Stored records
↓↓↓
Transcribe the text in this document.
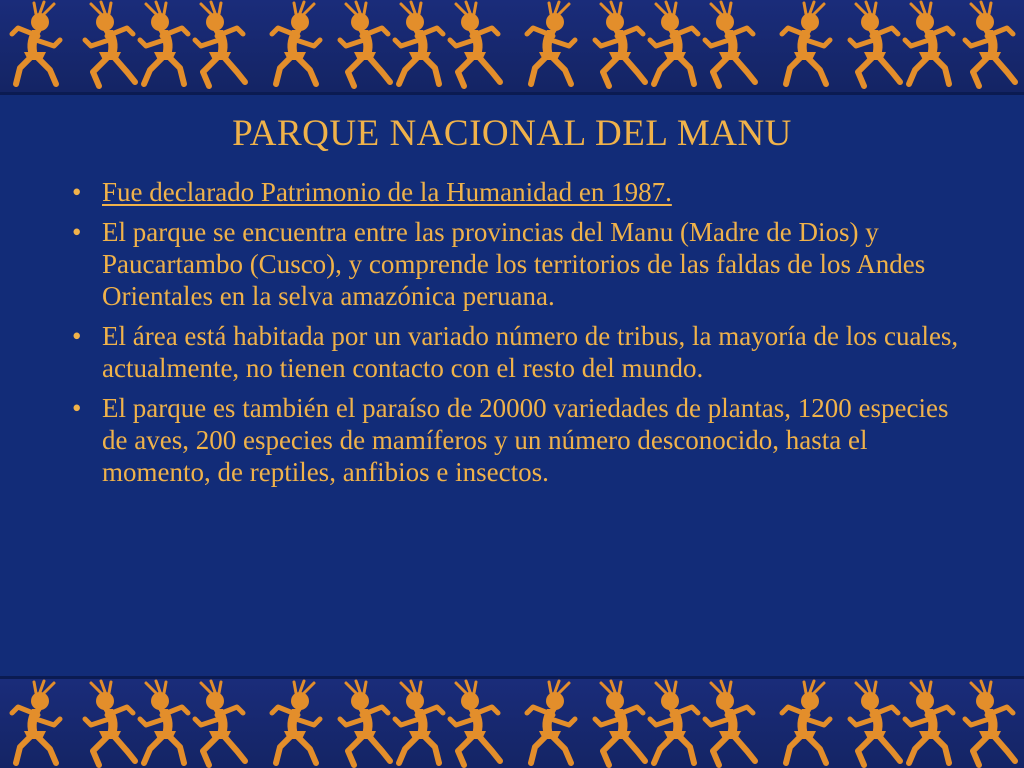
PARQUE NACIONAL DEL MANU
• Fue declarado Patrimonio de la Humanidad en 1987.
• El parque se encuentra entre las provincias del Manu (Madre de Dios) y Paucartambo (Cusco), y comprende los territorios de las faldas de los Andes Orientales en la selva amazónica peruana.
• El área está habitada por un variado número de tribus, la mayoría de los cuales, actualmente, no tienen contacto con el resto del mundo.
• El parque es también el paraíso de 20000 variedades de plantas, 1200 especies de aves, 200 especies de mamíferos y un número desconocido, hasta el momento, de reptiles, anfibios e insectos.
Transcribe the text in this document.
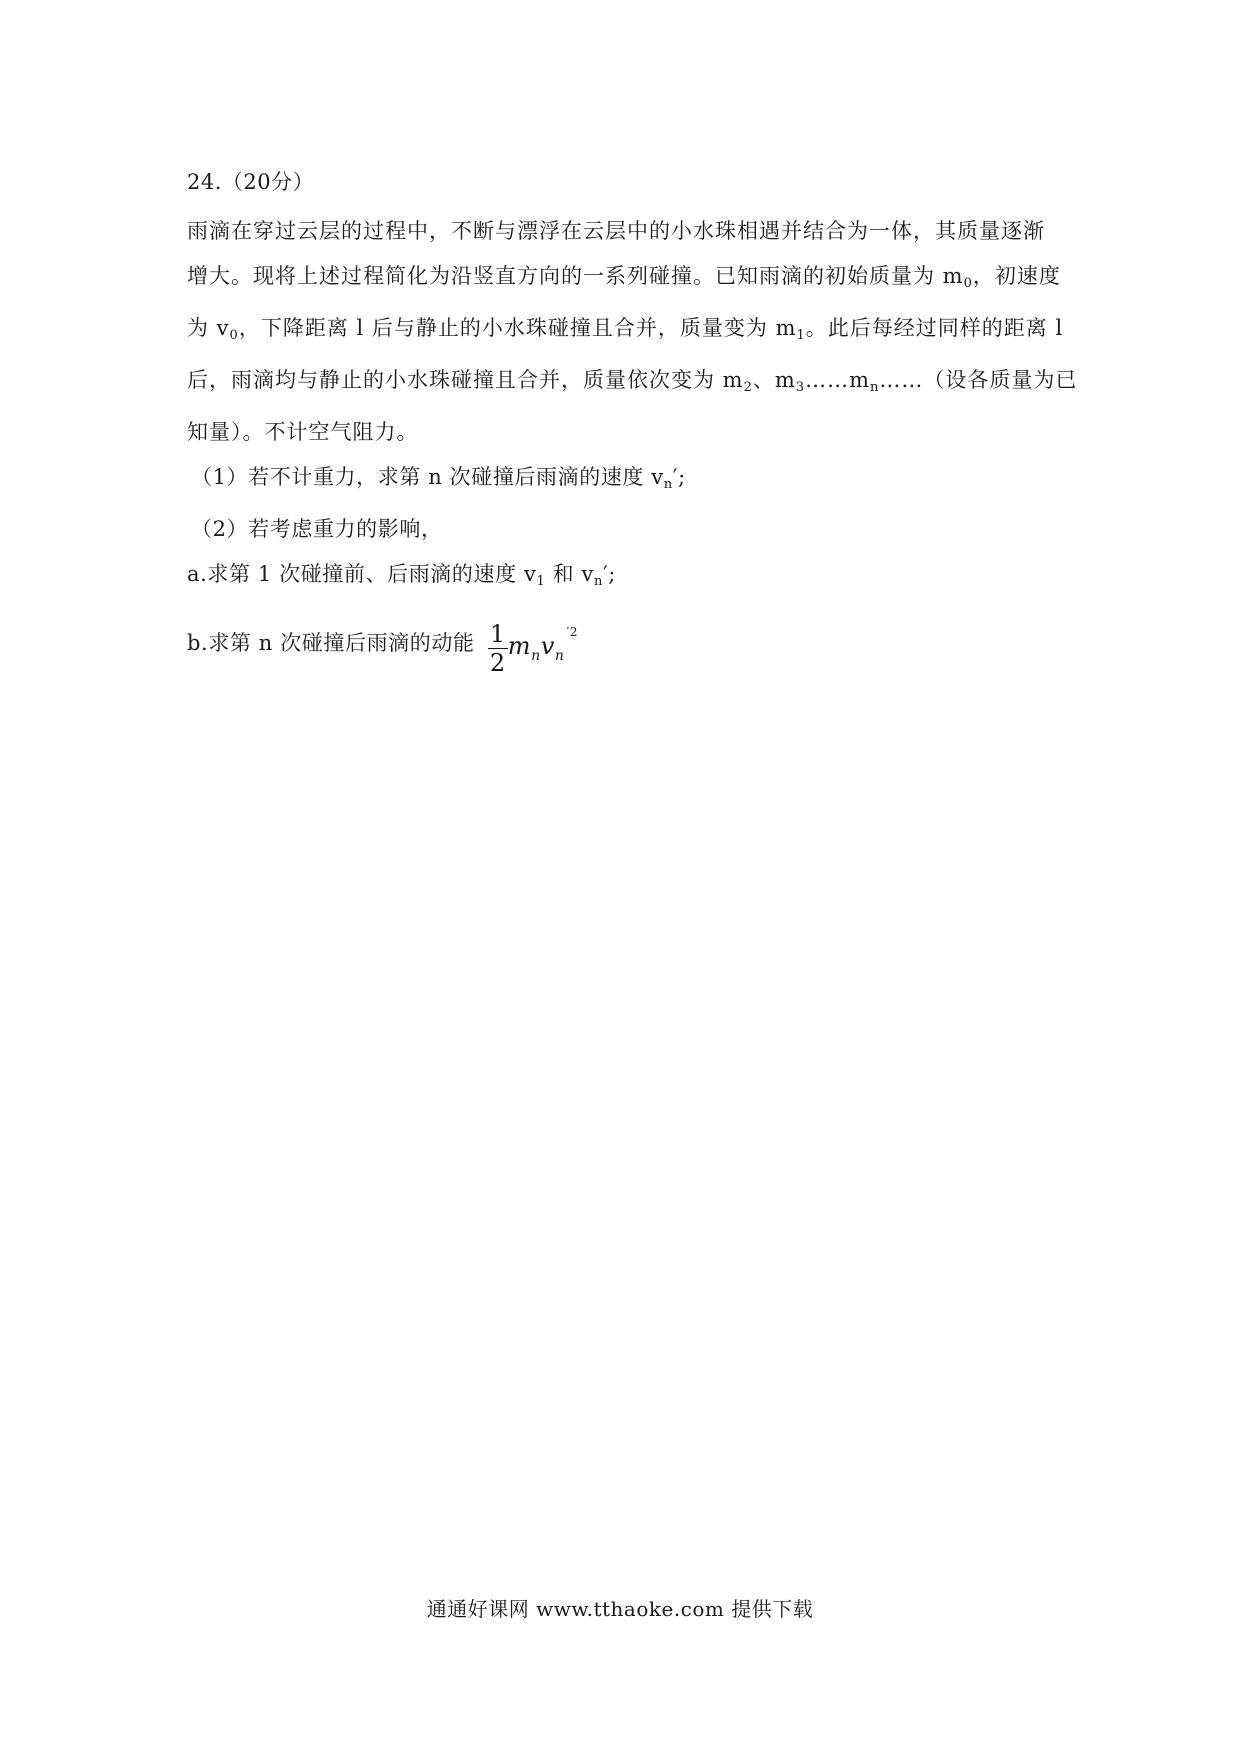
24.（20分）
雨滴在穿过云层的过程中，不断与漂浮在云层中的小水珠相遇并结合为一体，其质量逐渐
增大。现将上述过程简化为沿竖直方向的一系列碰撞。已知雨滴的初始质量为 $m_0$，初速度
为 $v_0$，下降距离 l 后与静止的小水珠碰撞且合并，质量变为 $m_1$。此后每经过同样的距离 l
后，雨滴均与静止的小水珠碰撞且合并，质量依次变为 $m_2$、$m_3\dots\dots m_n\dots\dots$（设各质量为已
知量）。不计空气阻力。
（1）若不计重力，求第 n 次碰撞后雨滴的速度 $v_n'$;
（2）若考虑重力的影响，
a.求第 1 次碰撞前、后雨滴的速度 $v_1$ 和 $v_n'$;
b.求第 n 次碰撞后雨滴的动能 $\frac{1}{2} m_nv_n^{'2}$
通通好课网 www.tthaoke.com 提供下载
↑↑↑
__THE PROBLEM__
Copy the listing word for word, excluding its pictures.

__OUTPUT BELOW__
Transcribe the text in this document.
PARQUE NACIONAL DEL MANU
• Fue declarado Patrimonio de la Humanidad en 1987.
• El parque se encuentra entre las provincias del Manu (Madre de Dios) y Paucartambo (Cusco), y comprende los territorios de las faldas de los Andes Orientales en la selva amazónica peruana.
• El área está habitada por un variado número de tribus, la mayoría de los cuales, actualmente, no tienen contacto con el resto del mundo.
• El parque es también el paraíso de 20000 variedades de plantas, 1200 especies de aves, 200 especies de mamíferos y un número desconocido, hasta el momento, de reptiles, anfibios e insectos.
Transcribe the text in this document.
24.（20分）
雨滴在穿过云层的过程中，不断与漂浮在云层中的小水珠相遇并结合为一体，其质量逐渐
增大。现将上述过程简化为沿竖直方向的一系列碰撞。已知雨滴的初始质量为 $m_0$，初速度
为 $v_0$，下降距离 l 后与静止的小水珠碰撞且合并，质量变为 $m_1$。此后每经过同样的距离 l
后，雨滴均与静止的小水珠碰撞且合并，质量依次变为 $m_2$、$m_3\dots\dots m_n\dots\dots$（设各质量为已
知量）。不计空气阻力。
（1）若不计重力，求第 n 次碰撞后雨滴的速度 $v_n'$;
（2）若考虑重力的影响，
a.求第 1 次碰撞前、后雨滴的速度 $v_1$ 和 $v_n'$;
b.求第 n 次碰撞后雨滴的动能 $\frac{1}{2} m_nv_n^{'2}$
通通好课网 www.tthaoke.com 提供下载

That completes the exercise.